**WORK INSTRUCTIONS**
Determine the number of lines where "ylabel" occurs and reply with that number by itself.

**EXERCISE DATA**
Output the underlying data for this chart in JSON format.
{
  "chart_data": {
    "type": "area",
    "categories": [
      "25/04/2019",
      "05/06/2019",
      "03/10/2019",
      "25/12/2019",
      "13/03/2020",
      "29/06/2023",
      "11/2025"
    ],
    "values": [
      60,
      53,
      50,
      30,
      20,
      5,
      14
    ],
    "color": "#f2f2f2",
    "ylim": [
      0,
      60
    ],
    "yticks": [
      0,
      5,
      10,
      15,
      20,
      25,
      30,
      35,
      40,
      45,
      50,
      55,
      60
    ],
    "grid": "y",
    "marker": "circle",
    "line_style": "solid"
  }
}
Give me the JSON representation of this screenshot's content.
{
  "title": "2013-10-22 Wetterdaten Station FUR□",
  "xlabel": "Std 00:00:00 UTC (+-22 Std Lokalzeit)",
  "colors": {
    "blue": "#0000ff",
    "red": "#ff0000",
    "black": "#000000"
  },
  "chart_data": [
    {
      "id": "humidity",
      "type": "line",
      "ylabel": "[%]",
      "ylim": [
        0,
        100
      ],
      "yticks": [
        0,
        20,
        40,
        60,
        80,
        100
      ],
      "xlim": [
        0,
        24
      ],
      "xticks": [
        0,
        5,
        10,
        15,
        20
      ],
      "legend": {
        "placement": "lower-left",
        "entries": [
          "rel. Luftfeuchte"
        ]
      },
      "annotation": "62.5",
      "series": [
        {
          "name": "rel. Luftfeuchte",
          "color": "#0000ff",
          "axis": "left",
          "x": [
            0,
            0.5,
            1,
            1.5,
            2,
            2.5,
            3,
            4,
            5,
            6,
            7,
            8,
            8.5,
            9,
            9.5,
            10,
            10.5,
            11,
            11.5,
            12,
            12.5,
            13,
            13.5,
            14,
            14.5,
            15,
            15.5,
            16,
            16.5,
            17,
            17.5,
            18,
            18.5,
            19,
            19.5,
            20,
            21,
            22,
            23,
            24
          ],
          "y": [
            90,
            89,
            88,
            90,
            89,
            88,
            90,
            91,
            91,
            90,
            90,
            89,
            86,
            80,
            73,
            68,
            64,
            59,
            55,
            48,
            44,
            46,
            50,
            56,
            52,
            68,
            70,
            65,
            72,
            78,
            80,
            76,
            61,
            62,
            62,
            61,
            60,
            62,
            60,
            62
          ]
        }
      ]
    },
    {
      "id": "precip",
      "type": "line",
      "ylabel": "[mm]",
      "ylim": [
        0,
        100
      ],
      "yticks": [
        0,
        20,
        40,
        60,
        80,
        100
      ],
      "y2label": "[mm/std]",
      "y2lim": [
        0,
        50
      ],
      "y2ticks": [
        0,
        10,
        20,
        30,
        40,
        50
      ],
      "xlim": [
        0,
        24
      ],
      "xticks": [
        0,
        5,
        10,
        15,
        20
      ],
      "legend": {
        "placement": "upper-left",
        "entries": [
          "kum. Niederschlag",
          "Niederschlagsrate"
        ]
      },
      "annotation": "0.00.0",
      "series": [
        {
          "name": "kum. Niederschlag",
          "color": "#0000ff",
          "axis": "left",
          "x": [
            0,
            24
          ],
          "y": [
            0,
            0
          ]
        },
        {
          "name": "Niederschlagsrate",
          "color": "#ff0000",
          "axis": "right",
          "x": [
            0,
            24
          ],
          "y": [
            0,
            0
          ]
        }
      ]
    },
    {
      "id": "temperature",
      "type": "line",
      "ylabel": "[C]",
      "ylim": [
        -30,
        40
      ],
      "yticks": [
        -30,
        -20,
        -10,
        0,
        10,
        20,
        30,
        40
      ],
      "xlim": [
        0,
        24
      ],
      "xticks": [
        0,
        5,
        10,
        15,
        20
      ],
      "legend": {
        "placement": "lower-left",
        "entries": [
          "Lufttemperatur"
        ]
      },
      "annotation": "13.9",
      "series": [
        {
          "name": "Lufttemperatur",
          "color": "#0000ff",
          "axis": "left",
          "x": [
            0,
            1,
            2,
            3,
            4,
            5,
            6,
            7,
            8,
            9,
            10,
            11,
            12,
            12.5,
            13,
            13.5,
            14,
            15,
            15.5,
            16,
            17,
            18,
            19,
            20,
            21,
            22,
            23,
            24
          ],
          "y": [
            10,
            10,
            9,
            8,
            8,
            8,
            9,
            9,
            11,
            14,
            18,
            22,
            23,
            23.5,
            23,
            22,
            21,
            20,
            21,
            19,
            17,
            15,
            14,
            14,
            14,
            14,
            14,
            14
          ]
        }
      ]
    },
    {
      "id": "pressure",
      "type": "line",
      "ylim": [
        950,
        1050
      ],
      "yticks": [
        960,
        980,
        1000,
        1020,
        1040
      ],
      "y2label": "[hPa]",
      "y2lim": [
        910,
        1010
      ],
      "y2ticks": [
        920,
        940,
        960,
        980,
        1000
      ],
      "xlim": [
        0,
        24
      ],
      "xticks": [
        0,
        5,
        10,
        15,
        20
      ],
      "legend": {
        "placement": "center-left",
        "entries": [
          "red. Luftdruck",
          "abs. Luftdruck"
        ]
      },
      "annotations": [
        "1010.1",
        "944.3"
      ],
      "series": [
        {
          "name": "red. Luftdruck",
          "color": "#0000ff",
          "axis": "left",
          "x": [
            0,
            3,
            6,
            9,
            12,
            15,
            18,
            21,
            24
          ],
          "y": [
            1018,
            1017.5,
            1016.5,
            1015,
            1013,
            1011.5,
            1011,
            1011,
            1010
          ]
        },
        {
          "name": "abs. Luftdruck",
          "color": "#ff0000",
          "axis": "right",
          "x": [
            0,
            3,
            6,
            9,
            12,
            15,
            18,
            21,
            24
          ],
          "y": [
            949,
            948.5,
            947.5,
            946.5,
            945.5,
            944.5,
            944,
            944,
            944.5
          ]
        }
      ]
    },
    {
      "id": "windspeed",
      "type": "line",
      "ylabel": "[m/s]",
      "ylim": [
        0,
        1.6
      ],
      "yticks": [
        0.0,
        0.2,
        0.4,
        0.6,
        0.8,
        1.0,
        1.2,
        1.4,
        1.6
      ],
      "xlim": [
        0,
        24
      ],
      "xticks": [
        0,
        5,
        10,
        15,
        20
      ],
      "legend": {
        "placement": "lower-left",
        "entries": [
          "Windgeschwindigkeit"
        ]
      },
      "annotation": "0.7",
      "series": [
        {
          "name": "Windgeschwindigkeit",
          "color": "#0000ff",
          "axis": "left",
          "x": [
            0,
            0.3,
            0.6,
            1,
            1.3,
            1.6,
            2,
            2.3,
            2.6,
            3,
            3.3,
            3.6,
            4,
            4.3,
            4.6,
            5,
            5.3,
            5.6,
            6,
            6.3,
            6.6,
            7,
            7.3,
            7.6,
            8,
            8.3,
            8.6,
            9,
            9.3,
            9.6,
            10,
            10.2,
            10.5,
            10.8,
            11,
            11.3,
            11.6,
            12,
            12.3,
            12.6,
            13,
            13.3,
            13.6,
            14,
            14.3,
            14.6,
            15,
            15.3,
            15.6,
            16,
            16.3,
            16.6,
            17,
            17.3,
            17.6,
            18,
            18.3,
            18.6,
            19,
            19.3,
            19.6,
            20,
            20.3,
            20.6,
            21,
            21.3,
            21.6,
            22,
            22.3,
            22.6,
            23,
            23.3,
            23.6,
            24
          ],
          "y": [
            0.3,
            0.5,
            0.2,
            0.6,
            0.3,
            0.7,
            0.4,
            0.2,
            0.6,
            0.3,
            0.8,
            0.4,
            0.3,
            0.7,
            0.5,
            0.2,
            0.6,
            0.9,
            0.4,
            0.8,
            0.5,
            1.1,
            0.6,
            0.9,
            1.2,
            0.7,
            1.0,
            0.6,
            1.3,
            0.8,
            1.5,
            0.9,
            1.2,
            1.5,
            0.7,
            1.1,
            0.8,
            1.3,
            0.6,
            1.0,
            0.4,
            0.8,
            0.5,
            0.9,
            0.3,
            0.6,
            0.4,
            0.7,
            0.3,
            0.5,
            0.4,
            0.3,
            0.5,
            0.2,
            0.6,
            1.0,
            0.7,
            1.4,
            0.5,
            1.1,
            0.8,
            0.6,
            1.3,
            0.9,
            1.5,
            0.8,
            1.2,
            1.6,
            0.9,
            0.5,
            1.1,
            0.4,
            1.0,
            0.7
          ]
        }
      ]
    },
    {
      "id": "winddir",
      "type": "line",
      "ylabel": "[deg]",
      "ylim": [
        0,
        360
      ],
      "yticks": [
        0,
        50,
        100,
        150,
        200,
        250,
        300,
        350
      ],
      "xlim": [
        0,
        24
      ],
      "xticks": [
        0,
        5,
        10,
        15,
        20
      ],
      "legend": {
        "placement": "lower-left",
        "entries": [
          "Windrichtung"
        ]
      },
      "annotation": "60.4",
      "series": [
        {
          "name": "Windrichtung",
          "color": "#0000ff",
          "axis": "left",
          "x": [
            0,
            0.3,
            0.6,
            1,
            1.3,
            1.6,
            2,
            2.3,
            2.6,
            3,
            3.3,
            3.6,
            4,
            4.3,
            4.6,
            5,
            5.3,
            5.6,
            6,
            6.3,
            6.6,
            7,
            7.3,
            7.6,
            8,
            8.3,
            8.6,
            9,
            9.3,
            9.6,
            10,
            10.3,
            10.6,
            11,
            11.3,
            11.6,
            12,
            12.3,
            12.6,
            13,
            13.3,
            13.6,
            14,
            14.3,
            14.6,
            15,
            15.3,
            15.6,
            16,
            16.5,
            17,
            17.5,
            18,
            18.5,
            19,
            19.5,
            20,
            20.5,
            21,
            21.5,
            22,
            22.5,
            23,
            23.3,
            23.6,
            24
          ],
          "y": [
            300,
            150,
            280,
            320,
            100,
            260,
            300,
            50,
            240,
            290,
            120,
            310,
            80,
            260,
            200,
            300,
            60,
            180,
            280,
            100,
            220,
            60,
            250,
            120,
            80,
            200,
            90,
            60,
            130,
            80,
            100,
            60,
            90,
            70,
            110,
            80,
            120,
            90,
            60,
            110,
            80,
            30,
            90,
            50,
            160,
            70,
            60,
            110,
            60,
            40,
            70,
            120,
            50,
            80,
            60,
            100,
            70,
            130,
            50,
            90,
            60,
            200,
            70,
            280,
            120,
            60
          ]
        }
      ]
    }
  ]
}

**SOLUTION TO THIS TASK**
5